> **Problem to work on**
The entries that follow should be written out exactly.

> **Material**
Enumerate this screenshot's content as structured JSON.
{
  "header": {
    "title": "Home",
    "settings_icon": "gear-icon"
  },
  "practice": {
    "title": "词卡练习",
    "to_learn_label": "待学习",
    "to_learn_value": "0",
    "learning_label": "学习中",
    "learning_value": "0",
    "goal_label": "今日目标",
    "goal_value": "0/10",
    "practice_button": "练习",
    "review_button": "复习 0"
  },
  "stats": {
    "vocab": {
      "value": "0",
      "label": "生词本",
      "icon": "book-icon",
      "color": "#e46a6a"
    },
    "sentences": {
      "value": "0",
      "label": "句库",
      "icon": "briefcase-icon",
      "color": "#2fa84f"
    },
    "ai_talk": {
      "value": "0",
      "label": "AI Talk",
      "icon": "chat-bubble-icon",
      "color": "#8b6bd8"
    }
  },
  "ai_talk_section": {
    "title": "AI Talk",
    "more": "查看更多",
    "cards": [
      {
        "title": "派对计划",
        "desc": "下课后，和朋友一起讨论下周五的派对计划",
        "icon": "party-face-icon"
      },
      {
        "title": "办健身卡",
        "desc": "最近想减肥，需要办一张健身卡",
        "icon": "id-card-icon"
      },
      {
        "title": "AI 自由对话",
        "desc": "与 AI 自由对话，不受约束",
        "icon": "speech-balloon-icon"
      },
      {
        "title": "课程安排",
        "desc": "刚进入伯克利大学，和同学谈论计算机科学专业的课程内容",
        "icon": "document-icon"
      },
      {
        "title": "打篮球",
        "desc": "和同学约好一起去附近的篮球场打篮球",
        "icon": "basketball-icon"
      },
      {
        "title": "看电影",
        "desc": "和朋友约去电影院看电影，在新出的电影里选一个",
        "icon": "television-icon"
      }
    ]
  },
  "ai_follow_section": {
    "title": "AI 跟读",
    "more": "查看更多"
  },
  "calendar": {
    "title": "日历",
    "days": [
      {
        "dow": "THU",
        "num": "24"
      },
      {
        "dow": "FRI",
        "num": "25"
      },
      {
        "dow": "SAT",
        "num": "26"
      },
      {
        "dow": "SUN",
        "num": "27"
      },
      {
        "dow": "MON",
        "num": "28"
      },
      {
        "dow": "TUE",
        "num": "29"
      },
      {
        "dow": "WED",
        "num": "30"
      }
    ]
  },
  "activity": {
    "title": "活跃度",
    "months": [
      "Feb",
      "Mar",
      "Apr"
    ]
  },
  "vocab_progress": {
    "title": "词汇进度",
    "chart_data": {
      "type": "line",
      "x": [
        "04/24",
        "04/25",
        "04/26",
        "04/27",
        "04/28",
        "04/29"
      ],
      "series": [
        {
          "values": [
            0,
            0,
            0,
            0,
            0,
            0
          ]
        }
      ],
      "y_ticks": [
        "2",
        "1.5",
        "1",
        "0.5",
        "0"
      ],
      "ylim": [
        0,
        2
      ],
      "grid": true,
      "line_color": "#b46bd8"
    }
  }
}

> **Task response**
Enumerate this screenshot's content as structured JSON.
{
  "header": {
    "title": "Home",
    "settings_icon": "gear-icon"
  },
  "practice": {
    "title": "词卡练习",
    "to_learn_label": "待学习",
    "to_learn_value": "0",
    "learning_label": "学习中",
    "learning_value": "0",
    "goal_label": "今日目标",
    "goal_value": "0/10",
    "practice_button": "练习",
    "review_button": "复习 0"
  },
  "stats": {
    "vocab": {
      "value": "0",
      "label": "生词本",
      "icon": "book-icon",
      "color": "#e46a6a"
    },
    "sentences": {
      "value": "0",
      "label": "句库",
      "icon": "briefcase-icon",
      "color": "#2fa84f"
    },
    "ai_talk": {
      "value": "0",
      "label": "AI Talk",
      "icon": "chat-bubble-icon",
      "color": "#8b6bd8"
    }
  },
  "ai_talk_section": {
    "title": "AI Talk",
    "more": "查看更多",
    "cards": [
      {
        "title": "派对计划",
        "desc": "下课后，和朋友一起讨论下周五的派对计划",
        "icon": "party-face-icon"
      },
      {
        "title": "办健身卡",
        "desc": "最近想减肥，需要办一张健身卡",
        "icon": "id-card-icon"
      },
      {
        "title": "AI 自由对话",
        "desc": "与 AI 自由对话，不受约束",
        "icon": "speech-balloon-icon"
      },
      {
        "title": "课程安排",
        "desc": "刚进入伯克利大学，和同学谈论计算机科学专业的课程内容",
        "icon": "document-icon"
      },
      {
        "title": "打篮球",
        "desc": "和同学约好一起去附近的篮球场打篮球",
        "icon": "basketball-icon"
      },
      {
        "title": "看电影",
        "desc": "和朋友约去电影院看电影，在新出的电影里选一个",
        "icon": "television-icon"
      }
    ]
  },
  "ai_follow_section": {
    "title": "AI 跟读",
    "more": "查看更多"
  },
  "calendar": {
    "title": "日历",
    "days": [
      {
        "dow": "THU",
        "num": "24"
      },
      {
        "dow": "FRI",
        "num": "25"
      },
      {
        "dow": "SAT",
        "num": "26"
      },
      {
        "dow": "SUN",
        "num": "27"
      },
      {
        "dow": "MON",
        "num": "28"
      },
      {
        "dow": "TUE",
        "num": "29"
      },
      {
        "dow": "WED",
        "num": "30"
      }
    ]
  },
  "activity": {
    "title": "活跃度",
    "months": [
      "Feb",
      "Mar",
      "Apr"
    ]
  },
  "vocab_progress": {
    "title": "词汇进度",
    "chart_data": {
      "type": "line",
      "x": [
        "04/24",
        "04/25",
        "04/26",
        "04/27",
        "04/28",
        "04/29"
      ],
      "series": [
        {
          "values": [
            0,
            0,
            0,
            0,
            0,
            0
          ]
        }
      ],
      "y_ticks": [
        "2",
        "1.5",
        "1",
        "0.5",
        "0"
      ],
      "ylim": [
        0,
        2
      ],
      "grid": true,
      "line_color": "#b46bd8"
    }
  }
}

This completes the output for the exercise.